DATASET RECORDS:
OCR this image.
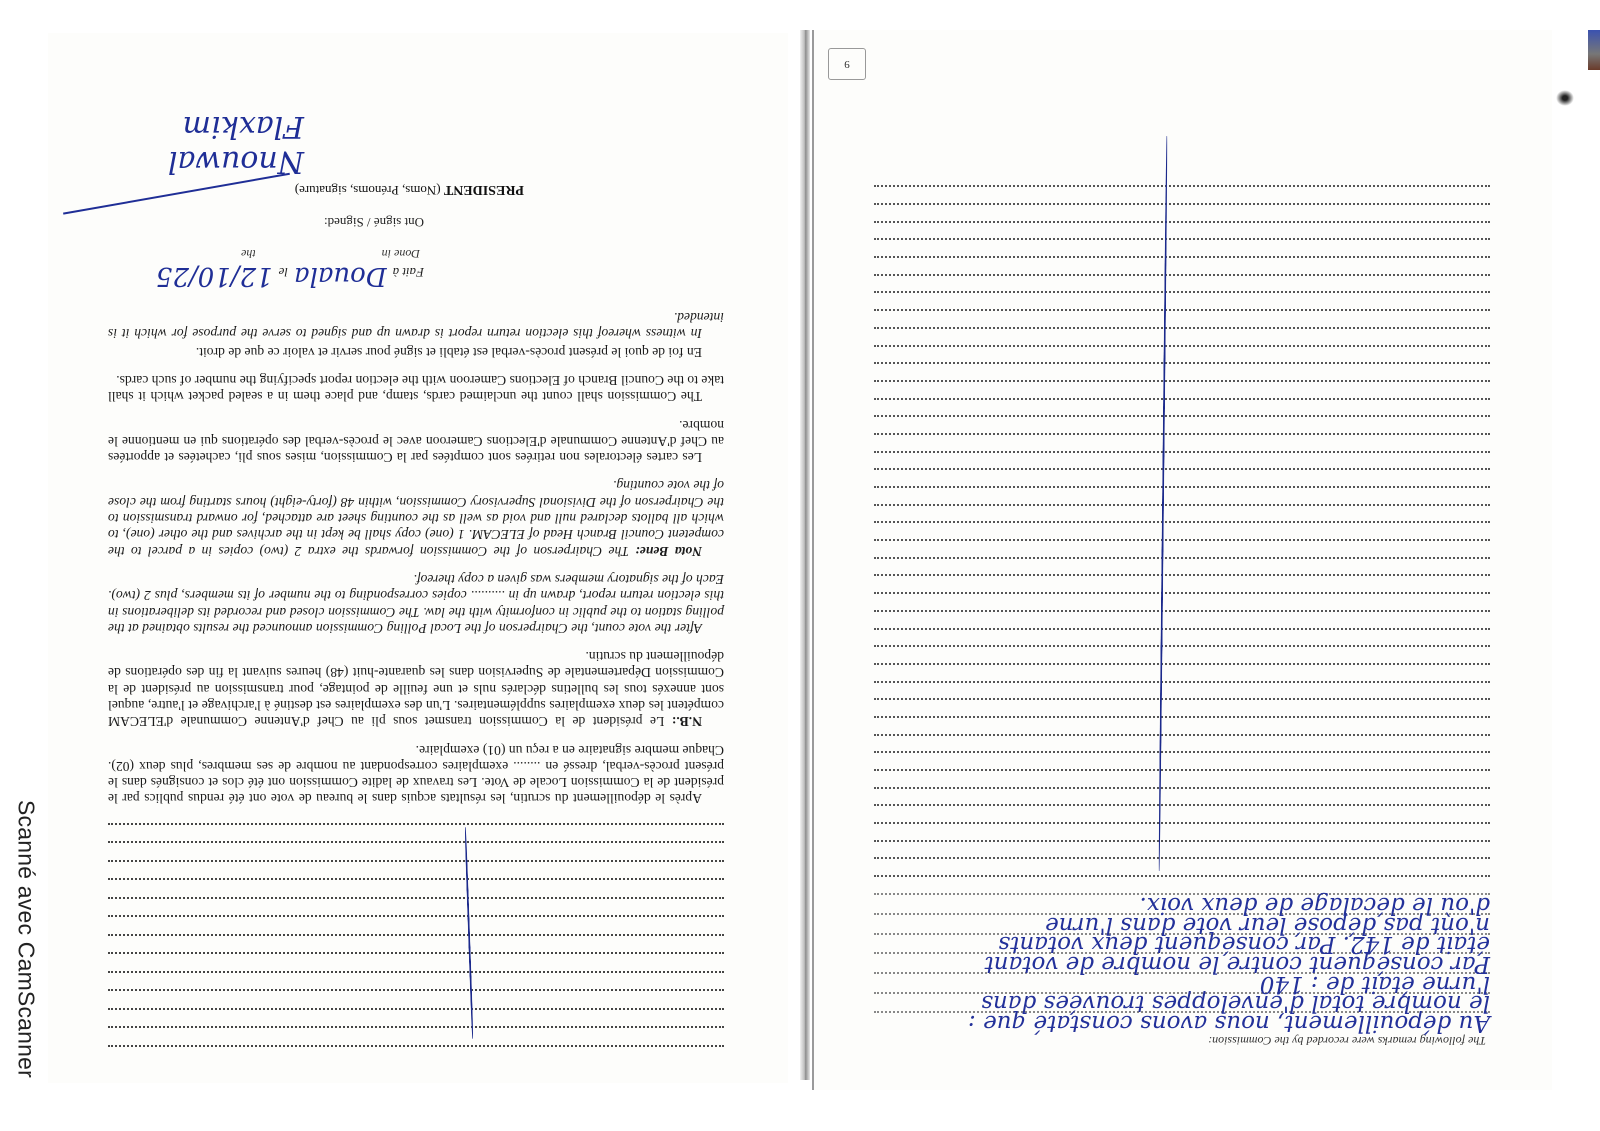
Scanné avec CamScanner

Après le dépouillement du scrutin, les résultats acquis dans le bureau de vote ont été rendus publics par le président de la Commission Locale de Vote. Les travaux de ladite Commission ont été clos et consignés dans le présent procès-verbal, dressé en ........ exemplaires correspondant au nombre de ses membres, plus deux (02). Chaque membre signataire en a reçu un (01) exemplaire.

N.B.: Le président de la Commission transmet sous pli au Chef d'Antenne Communale d'ELECAM compétent les deux exemplaires supplémentaires. L'un des exemplaires est destiné à l'archivage et l'autre, auquel sont annexés tous les bulletins déclarés nuls et une feuille de pointage, pour transmission au président de la Commission Départementale de Supervision dans les quarante-huit (48) heures suivant la fin des opérations de dépouillement du scrutin.

After the vote count, the Chairperson of the Local Polling Commission announced the results obtained at the polling station to the public in conformity with the law. The Commission closed and recorded its deliberations in this election return report, drawn up in .......... copies corresponding to the number of its members, plus 2 (two). Each of the signatory members was given a copy thereof.

Nota Bene: The Chairperson of the Commission forwards the extra 2 (two) copies in a parcel to the competent Council Branch Head of ELECAM. 1 (one) copy shall be kept in the archives and the other (one), to which all ballots declared null and void as well as the counting sheet are attached, for onward transmission to the Chairperson of the Divisional Supervisory Commission, within 48 (forty-eight) hours starting from the close of the vote counting.

Les cartes électorales non retirées sont comptées par la Commission, mises sous pli, cachetées et apportées au Chef d'Antenne Communale d'Elections Cameroon avec le procès-verbal des opérations qui en mentionne le nombre.

The Commission shall count the unclaimed cards, stamp, and place them in a sealed packet which it shall take to the Council Branch of Elections Cameroon with the election report specifying the number of such cards.

En foi de quoi le présent procès-verbal est établi et signé pour servir et valoir ce que de droit.

In witness whereof this election return report is drawn up and signed to serve the purpose for which it is intended.

Fait à
Douala
le
12/10/25
Done in
the
Ont signé / Signed:
PRESIDENT (Noms, Prénoms, signature)
Nnouwal Flaxkim
The following remarks were recorded by the Commission:
Au dépouillement, nous avons constaté que :
le nombre total d'enveloppes trouvées dans
l'urne était de : 140
Par conséquent contre le nombre de votant
était de 142. Par conséquent deux votants
n'ont pas déposé leur vote dans l'urne
d'où le décalage de deux voix.
9
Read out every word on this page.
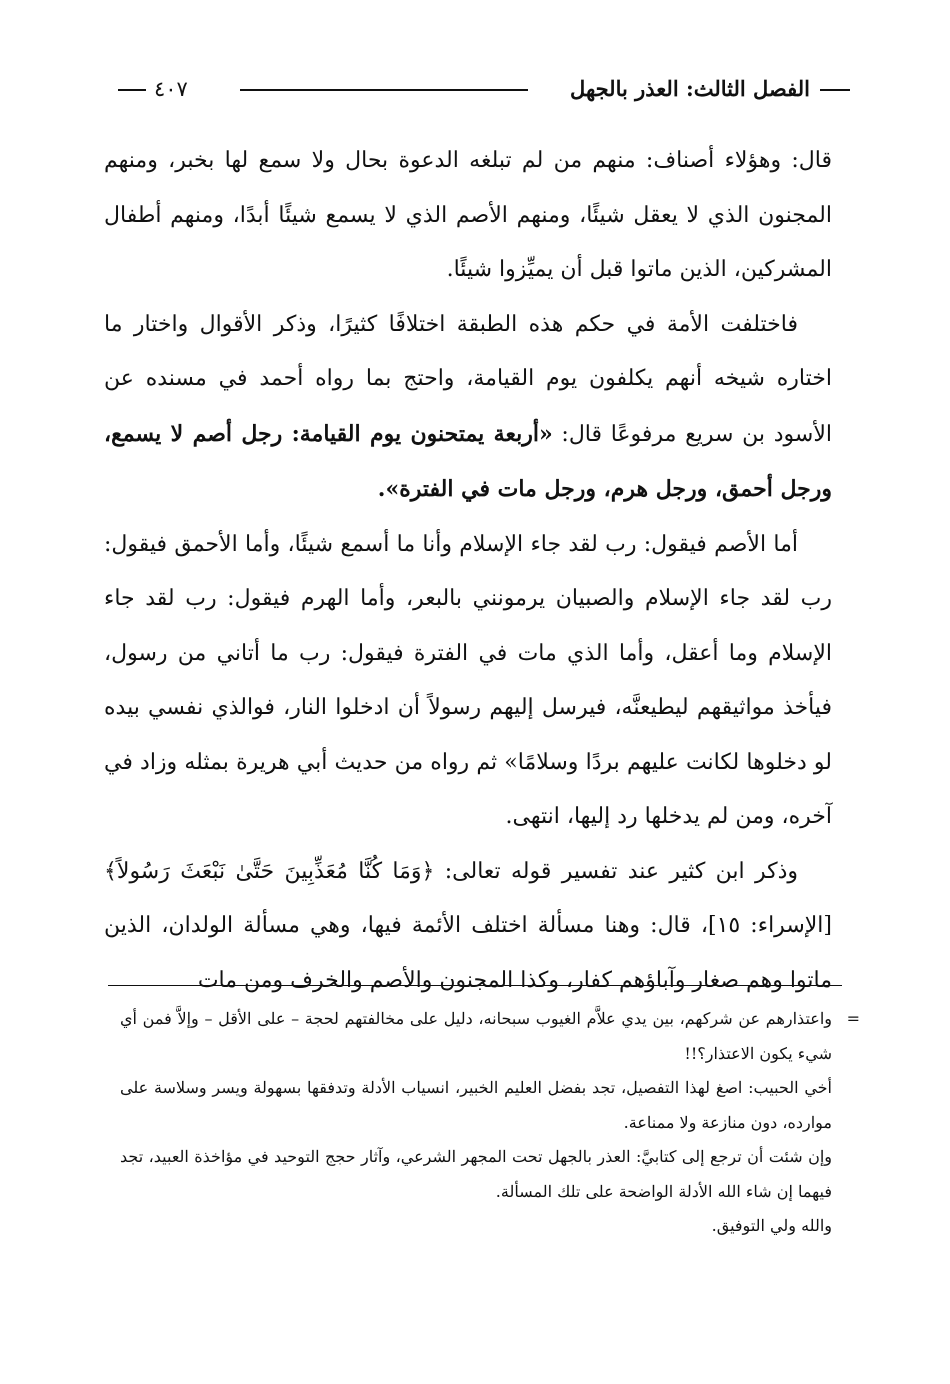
الفصل الثالث: العذر بالجهل
٤٠٧

قال: وهؤلاء أصناف: منهم من لم تبلغه الدعوة بحال ولا سمع لها بخبر، ومنهم المجنون الذي لا يعقل شيئًا، ومنهم الأصم الذي لا يسمع شيئًا أبدًا، ومنهم أطفال المشركين، الذين ماتوا قبل أن يميِّزوا شيئًا.

فاختلفت الأمة في حكم هذه الطبقة اختلافًا كثيرًا، وذكر الأقوال واختار ما اختاره شيخه أنهم يكلفون يوم القيامة، واحتج بما رواه أحمد في مسنده عن الأسود بن سريع مرفوعًا قال: «أربعة يمتحنون يوم القيامة: رجل أصم لا يسمع، ورجل أحمق، ورجل هرم، ورجل مات في الفترة».

أما الأصم فيقول: رب لقد جاء الإسلام وأنا ما أسمع شيئًا، وأما الأحمق فيقول: رب لقد جاء الإسلام والصبيان يرمونني بالبعر، وأما الهرم فيقول: رب لقد جاء الإسلام وما أعقل، وأما الذي مات في الفترة فيقول: رب ما أتاني من رسول، فيأخذ مواثيقهم ليطيعنَّه، فيرسل إليهم رسولاً أن ادخلوا النار، فوالذي نفسي بيده لو دخلوها لكانت عليهم بردًا وسلامًا» ثم رواه من حديث أبي هريرة بمثله وزاد في آخره، ومن لم يدخلها رد إليها، انتهى.

وذكر ابن كثير عند تفسير قوله تعالى: ﴿وَمَا كُنَّا مُعَذِّبِينَ حَتَّىٰ نَبْعَثَ رَسُولاً﴾ [الإسراء: ١٥]، قال: وهنا مسألة اختلف الأئمة فيها، وهي مسألة الولدان، الذين ماتوا وهم صغار وآباؤهم كفار، وكذا المجنون والأصم والخرف ومن مات

=

واعتذارهم عن شركهم، بين يدي علاَّم الغيوب سبحانه، دليل على مخالفتهم لحجة – على الأقل – وإلاَّ فمن أي شيء يكون الاعتذار؟!!

أخي الحبيب: اصغ لهذا التفصيل، تجد بفضل العليم الخبير، انسياب الأدلة وتدفقها بسهولة ويسر وسلاسة على موارده، دون منازعة ولا ممناعة.

وإن شئت أن ترجع إلى كتابيَّ: العذر بالجهل تحت المجهر الشرعي، وآثار حجج التوحيد في مؤاخذة العبيد، تجد فيهما إن شاء الله الأدلة الواضحة على تلك المسألة.

والله ولي التوفيق.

TASK PROMPT: Return the listing above unchanged, apart from dropping its pictures.

SOLUTION TO THIS PROBLEM:
OCR this image.
Scanné avec CamScanner

Après le dépouillement du scrutin, les résultats acquis dans le bureau de vote ont été rendus publics par le président de la Commission Locale de Vote. Les travaux de ladite Commission ont été clos et consignés dans le présent procès-verbal, dressé en ........ exemplaires correspondant au nombre de ses membres, plus deux (02). Chaque membre signataire en a reçu un (01) exemplaire.

N.B.: Le président de la Commission transmet sous pli au Chef d'Antenne Communale d'ELECAM compétent les deux exemplaires supplémentaires. L'un des exemplaires est destiné à l'archivage et l'autre, auquel sont annexés tous les bulletins déclarés nuls et une feuille de pointage, pour transmission au président de la Commission Départementale de Supervision dans les quarante-huit (48) heures suivant la fin des opérations de dépouillement du scrutin.

After the vote count, the Chairperson of the Local Polling Commission announced the results obtained at the polling station to the public in conformity with the law. The Commission closed and recorded its deliberations in this election return report, drawn up in .......... copies corresponding to the number of its members, plus 2 (two). Each of the signatory members was given a copy thereof.

Nota Bene: The Chairperson of the Commission forwards the extra 2 (two) copies in a parcel to the competent Council Branch Head of ELECAM. 1 (one) copy shall be kept in the archives and the other (one), to which all ballots declared null and void as well as the counting sheet are attached, for onward transmission to the Chairperson of the Divisional Supervisory Commission, within 48 (forty-eight) hours starting from the close of the vote counting.

Les cartes électorales non retirées sont comptées par la Commission, mises sous pli, cachetées et apportées au Chef d'Antenne Communale d'Elections Cameroon avec le procès-verbal des opérations qui en mentionne le nombre.

The Commission shall count the unclaimed cards, stamp, and place them in a sealed packet which it shall take to the Council Branch of Elections Cameroon with the election report specifying the number of such cards.

En foi de quoi le présent procès-verbal est établi et signé pour servir et valoir ce que de droit.

In witness whereof this election return report is drawn up and signed to serve the purpose for which it is intended.

Fait à
Douala
le
12/10/25
Done in
the
Ont signé / Signed:
PRESIDENT (Noms, Prénoms, signature)
Nnouwal Flaxkim
The following remarks were recorded by the Commission:
Au dépouillement, nous avons constaté que :
le nombre total d'enveloppes trouvées dans
l'urne était de : 140
Par conséquent contre le nombre de votant
était de 142. Par conséquent deux votants
n'ont pas déposé leur vote dans l'urne
d'où le décalage de deux voix.
9
Read out every word on this page.
الفصل الثالث: العذر بالجهل
٤٠٧

قال: وهؤلاء أصناف: منهم من لم تبلغه الدعوة بحال ولا سمع لها بخبر، ومنهم المجنون الذي لا يعقل شيئًا، ومنهم الأصم الذي لا يسمع شيئًا أبدًا، ومنهم أطفال المشركين، الذين ماتوا قبل أن يميِّزوا شيئًا.

فاختلفت الأمة في حكم هذه الطبقة اختلافًا كثيرًا، وذكر الأقوال واختار ما اختاره شيخه أنهم يكلفون يوم القيامة، واحتج بما رواه أحمد في مسنده عن الأسود بن سريع مرفوعًا قال: «أربعة يمتحنون يوم القيامة: رجل أصم لا يسمع، ورجل أحمق، ورجل هرم، ورجل مات في الفترة».

أما الأصم فيقول: رب لقد جاء الإسلام وأنا ما أسمع شيئًا، وأما الأحمق فيقول: رب لقد جاء الإسلام والصبيان يرمونني بالبعر، وأما الهرم فيقول: رب لقد جاء الإسلام وما أعقل، وأما الذي مات في الفترة فيقول: رب ما أتاني من رسول، فيأخذ مواثيقهم ليطيعنَّه، فيرسل إليهم رسولاً أن ادخلوا النار، فوالذي نفسي بيده لو دخلوها لكانت عليهم بردًا وسلامًا» ثم رواه من حديث أبي هريرة بمثله وزاد في آخره، ومن لم يدخلها رد إليها، انتهى.

وذكر ابن كثير عند تفسير قوله تعالى: ﴿وَمَا كُنَّا مُعَذِّبِينَ حَتَّىٰ نَبْعَثَ رَسُولاً﴾ [الإسراء: ١٥]، قال: وهنا مسألة اختلف الأئمة فيها، وهي مسألة الولدان، الذين ماتوا وهم صغار وآباؤهم كفار، وكذا المجنون والأصم والخرف ومن مات

=

واعتذارهم عن شركهم، بين يدي علاَّم الغيوب سبحانه، دليل على مخالفتهم لحجة – على الأقل – وإلاَّ فمن أي شيء يكون الاعتذار؟!!

أخي الحبيب: اصغ لهذا التفصيل، تجد بفضل العليم الخبير، انسياب الأدلة وتدفقها بسهولة ويسر وسلاسة على موارده، دون منازعة ولا ممناعة.

وإن شئت أن ترجع إلى كتابيَّ: العذر بالجهل تحت المجهر الشرعي، وآثار حجج التوحيد في مؤاخذة العبيد، تجد فيهما إن شاء الله الأدلة الواضحة على تلك المسألة.

والله ولي التوفيق.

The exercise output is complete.